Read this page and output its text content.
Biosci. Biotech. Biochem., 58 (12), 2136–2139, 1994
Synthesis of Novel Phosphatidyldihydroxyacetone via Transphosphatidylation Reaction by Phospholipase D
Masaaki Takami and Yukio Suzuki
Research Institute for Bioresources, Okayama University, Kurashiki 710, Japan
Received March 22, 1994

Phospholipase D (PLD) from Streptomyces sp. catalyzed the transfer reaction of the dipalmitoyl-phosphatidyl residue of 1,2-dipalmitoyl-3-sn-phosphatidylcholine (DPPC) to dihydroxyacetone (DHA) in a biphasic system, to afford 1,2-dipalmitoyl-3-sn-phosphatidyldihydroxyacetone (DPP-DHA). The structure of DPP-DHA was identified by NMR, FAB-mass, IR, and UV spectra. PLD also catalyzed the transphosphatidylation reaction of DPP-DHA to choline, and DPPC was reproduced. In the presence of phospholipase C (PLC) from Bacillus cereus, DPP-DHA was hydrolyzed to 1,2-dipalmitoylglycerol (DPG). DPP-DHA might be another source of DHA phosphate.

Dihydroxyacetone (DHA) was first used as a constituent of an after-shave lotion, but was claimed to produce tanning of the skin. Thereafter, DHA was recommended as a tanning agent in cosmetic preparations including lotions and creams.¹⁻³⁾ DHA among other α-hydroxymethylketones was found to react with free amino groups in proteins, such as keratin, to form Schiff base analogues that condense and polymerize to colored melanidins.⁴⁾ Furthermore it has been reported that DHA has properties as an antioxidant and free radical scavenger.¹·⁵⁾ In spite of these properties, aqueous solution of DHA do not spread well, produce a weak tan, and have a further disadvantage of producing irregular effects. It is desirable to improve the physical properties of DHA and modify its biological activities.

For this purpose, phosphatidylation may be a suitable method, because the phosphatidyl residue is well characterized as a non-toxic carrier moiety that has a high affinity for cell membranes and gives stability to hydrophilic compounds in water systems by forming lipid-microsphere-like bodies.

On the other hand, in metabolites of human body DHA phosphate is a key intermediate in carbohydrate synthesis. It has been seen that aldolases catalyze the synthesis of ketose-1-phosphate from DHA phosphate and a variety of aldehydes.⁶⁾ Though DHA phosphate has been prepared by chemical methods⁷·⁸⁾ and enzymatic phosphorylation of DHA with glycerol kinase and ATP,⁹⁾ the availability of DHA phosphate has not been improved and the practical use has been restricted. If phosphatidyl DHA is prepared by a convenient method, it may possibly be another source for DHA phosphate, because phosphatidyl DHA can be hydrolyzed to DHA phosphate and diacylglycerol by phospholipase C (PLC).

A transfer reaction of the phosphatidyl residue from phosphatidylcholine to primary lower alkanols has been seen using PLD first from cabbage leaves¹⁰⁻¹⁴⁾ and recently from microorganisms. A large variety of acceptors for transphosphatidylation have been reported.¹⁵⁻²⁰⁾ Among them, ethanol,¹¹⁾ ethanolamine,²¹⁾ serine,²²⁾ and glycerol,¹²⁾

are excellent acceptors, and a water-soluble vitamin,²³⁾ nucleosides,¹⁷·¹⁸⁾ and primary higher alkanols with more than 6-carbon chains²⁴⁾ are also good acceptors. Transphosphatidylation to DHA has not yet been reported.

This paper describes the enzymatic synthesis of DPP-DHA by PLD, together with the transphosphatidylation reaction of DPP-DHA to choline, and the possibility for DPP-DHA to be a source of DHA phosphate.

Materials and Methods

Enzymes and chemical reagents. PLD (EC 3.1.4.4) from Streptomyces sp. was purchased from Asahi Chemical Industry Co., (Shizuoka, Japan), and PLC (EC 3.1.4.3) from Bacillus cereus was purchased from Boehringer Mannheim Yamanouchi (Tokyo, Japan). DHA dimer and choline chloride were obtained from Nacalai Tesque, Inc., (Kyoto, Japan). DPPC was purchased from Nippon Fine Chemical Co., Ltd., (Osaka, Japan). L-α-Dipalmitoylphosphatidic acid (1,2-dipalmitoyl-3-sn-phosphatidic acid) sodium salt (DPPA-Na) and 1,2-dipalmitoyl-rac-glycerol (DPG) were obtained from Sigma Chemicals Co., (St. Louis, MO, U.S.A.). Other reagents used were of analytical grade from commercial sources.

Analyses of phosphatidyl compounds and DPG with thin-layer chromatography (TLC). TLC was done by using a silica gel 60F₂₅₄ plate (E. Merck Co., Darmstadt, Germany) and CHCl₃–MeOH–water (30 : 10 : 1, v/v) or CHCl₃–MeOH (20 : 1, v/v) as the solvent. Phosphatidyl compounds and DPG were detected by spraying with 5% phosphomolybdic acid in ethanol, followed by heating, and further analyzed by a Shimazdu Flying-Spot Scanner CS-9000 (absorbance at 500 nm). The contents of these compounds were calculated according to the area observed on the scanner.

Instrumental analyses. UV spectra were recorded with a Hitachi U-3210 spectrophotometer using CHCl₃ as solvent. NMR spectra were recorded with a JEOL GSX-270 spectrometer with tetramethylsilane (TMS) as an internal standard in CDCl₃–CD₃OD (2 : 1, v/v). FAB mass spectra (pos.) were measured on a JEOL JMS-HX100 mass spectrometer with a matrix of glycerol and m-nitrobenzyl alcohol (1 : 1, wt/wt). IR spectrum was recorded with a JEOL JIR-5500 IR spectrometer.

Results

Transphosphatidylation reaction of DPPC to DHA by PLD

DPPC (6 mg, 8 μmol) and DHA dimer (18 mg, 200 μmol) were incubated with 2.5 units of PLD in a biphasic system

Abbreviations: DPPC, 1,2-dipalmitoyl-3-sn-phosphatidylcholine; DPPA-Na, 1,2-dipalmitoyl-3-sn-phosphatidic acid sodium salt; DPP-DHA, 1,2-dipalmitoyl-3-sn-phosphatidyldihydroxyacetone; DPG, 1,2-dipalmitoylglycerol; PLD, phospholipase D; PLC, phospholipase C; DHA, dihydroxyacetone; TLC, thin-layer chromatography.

______

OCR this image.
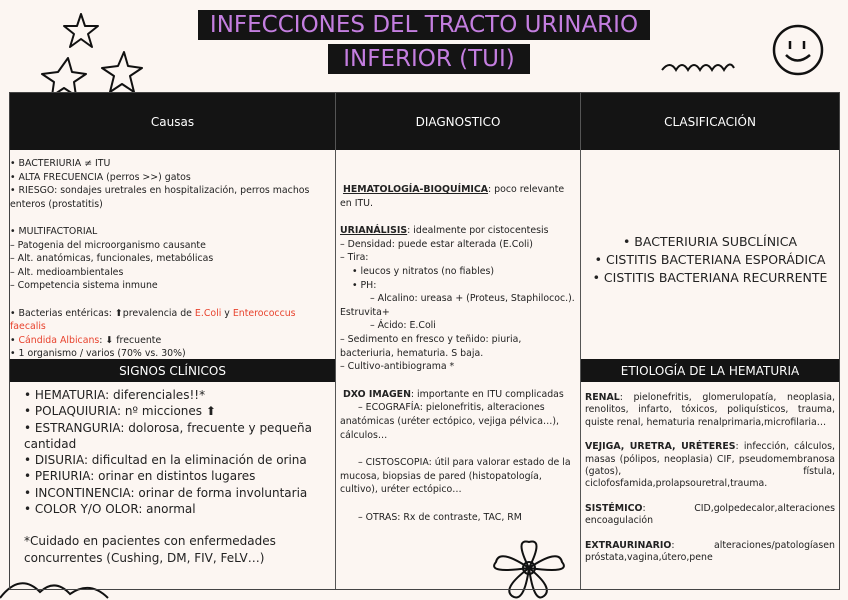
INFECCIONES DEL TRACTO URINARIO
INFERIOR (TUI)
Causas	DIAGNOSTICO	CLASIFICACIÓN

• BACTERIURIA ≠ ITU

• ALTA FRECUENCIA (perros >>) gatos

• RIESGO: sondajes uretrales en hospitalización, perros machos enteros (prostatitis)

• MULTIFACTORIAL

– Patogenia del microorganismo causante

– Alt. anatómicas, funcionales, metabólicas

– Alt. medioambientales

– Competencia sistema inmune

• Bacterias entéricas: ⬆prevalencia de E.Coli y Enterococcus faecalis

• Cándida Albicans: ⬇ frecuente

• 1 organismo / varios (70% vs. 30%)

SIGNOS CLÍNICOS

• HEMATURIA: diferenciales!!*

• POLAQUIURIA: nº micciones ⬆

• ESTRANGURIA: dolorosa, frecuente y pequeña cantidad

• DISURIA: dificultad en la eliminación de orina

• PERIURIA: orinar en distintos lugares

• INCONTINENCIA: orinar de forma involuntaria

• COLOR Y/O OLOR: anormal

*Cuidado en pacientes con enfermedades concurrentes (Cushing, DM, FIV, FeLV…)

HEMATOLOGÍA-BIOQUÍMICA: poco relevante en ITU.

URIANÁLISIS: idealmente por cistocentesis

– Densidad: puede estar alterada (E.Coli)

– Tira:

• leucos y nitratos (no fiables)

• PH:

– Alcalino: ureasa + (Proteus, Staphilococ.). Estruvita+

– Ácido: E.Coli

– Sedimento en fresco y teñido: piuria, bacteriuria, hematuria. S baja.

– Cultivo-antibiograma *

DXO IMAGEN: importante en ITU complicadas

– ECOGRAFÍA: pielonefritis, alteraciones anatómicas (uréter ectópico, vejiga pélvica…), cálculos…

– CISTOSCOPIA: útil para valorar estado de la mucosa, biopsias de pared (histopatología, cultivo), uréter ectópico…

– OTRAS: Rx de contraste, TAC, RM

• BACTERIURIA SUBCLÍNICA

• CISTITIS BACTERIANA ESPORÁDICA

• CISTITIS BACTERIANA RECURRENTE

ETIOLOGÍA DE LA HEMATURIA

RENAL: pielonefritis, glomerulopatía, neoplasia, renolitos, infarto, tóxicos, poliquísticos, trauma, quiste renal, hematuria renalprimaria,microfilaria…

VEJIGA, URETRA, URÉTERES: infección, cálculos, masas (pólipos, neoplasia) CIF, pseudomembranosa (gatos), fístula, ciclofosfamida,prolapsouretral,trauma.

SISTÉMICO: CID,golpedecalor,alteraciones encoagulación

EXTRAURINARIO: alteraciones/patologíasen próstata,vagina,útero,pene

______

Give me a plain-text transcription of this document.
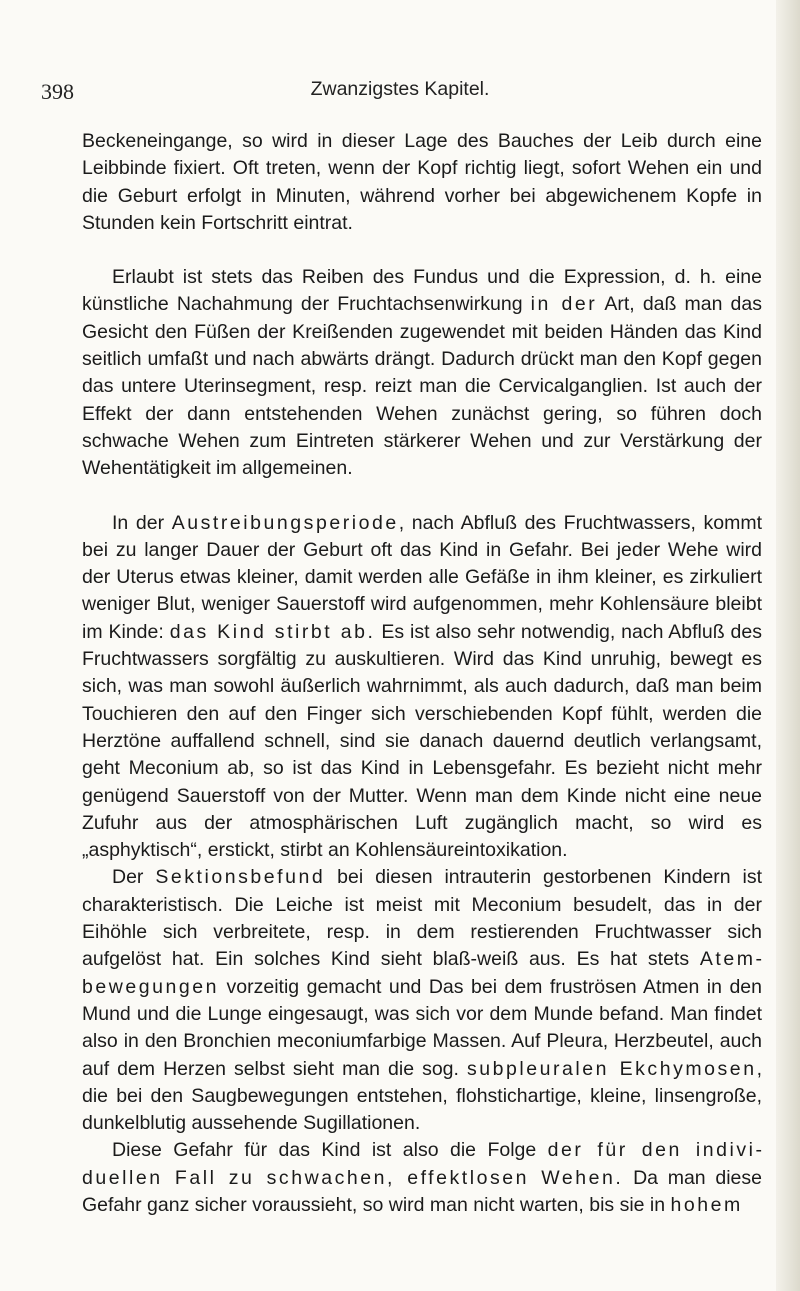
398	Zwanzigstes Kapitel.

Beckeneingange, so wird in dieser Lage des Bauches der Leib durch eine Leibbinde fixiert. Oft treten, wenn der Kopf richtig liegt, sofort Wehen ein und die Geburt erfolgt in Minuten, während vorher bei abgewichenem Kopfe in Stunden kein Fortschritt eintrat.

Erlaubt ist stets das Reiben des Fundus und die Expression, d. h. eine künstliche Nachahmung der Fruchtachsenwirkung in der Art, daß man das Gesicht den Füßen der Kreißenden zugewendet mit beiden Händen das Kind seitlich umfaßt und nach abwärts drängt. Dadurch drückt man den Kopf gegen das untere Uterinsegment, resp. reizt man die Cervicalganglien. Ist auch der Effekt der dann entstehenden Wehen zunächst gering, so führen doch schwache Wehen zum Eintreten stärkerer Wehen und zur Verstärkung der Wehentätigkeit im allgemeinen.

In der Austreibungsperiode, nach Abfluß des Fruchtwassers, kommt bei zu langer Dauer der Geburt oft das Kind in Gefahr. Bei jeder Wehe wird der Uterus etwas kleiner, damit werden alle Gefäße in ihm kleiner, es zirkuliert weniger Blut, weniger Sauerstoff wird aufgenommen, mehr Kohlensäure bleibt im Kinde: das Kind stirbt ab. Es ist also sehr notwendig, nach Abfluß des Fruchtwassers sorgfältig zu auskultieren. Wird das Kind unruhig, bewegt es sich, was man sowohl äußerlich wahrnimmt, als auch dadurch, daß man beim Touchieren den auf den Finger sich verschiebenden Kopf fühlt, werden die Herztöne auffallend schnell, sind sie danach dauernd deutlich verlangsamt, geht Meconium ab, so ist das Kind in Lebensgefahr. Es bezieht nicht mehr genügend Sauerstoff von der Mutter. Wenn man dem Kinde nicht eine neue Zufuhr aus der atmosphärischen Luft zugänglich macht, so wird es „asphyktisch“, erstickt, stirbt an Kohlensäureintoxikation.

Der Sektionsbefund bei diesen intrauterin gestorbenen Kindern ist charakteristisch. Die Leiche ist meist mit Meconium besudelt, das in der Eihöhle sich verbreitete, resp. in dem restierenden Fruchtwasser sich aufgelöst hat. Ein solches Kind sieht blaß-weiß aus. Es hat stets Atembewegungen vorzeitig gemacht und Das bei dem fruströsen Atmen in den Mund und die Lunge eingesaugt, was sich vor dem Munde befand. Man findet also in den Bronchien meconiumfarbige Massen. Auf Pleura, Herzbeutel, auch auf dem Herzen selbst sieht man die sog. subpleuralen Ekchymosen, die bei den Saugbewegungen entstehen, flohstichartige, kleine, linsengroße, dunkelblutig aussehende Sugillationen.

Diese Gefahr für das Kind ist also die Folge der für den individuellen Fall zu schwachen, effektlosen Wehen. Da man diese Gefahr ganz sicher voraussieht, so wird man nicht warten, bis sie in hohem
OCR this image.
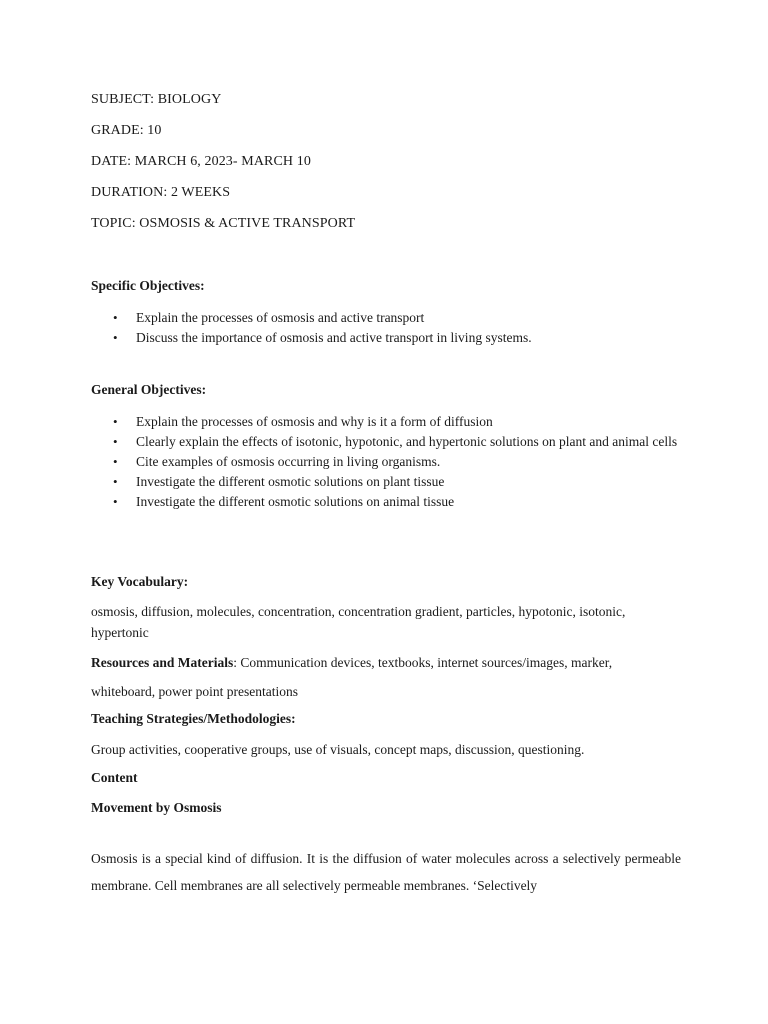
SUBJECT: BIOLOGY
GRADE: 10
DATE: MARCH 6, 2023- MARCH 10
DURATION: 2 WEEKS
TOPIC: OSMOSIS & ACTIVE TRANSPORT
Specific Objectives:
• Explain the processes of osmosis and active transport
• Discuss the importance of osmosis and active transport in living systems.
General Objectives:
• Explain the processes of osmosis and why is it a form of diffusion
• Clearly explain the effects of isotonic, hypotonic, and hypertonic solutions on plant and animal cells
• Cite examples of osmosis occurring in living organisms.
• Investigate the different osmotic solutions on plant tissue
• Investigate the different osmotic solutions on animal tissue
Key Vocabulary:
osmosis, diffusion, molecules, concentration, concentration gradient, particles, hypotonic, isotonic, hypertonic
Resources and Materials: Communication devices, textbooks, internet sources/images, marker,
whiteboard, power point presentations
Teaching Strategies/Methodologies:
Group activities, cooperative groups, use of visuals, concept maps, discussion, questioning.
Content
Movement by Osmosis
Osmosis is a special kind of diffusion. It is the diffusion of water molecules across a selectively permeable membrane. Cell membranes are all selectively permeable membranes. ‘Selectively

______

* [Instructions for the task]: Once you have found every line in the listing that holds the string "Objectives", copy each of them.

* [Answer area]:
Specific Objectives:
General Objectives:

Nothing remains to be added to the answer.